:: RECORD EXTRACTS

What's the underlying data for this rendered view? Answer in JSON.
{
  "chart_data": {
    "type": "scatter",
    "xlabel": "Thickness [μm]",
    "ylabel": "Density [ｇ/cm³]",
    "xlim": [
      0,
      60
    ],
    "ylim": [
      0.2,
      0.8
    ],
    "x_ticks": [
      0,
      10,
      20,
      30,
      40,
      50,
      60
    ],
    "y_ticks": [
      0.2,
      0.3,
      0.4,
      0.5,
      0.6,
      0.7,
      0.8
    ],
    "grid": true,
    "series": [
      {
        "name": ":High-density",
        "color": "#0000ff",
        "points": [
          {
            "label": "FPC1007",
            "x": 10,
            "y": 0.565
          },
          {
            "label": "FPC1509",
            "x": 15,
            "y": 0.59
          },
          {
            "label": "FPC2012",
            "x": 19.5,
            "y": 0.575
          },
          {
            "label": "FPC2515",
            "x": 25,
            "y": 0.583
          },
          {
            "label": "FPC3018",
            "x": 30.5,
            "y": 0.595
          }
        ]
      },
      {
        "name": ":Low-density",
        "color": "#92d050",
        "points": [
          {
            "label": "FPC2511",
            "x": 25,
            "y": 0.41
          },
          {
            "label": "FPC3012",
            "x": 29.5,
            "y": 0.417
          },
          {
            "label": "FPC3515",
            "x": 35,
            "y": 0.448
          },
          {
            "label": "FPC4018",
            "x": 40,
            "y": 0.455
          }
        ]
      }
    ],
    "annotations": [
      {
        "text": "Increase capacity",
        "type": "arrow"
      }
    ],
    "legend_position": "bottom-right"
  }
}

::::
:: RECORD EXTRACTS

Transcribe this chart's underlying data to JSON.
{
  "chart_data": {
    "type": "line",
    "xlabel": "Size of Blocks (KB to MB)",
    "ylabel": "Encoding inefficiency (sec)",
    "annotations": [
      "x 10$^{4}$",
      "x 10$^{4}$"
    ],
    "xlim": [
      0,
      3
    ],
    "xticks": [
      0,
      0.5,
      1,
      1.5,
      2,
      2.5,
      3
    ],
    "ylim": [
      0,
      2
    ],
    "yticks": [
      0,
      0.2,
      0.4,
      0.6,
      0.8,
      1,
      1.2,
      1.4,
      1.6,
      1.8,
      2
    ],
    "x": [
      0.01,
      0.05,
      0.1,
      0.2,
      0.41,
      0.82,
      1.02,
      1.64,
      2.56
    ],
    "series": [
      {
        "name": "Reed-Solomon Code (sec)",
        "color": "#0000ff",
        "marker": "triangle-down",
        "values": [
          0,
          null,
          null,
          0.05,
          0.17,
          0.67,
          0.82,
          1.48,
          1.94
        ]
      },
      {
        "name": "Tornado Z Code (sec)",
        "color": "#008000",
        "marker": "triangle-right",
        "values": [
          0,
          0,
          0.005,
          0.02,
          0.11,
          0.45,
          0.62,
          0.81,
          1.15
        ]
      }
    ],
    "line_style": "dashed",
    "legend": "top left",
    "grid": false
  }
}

::::

WHAT IS BEING ASKED = Identify every line holding the word "triangle" and copy it out.

REPLY TO THE TASK =
        "marker": "triangle-down",
        "marker": "triangle-right",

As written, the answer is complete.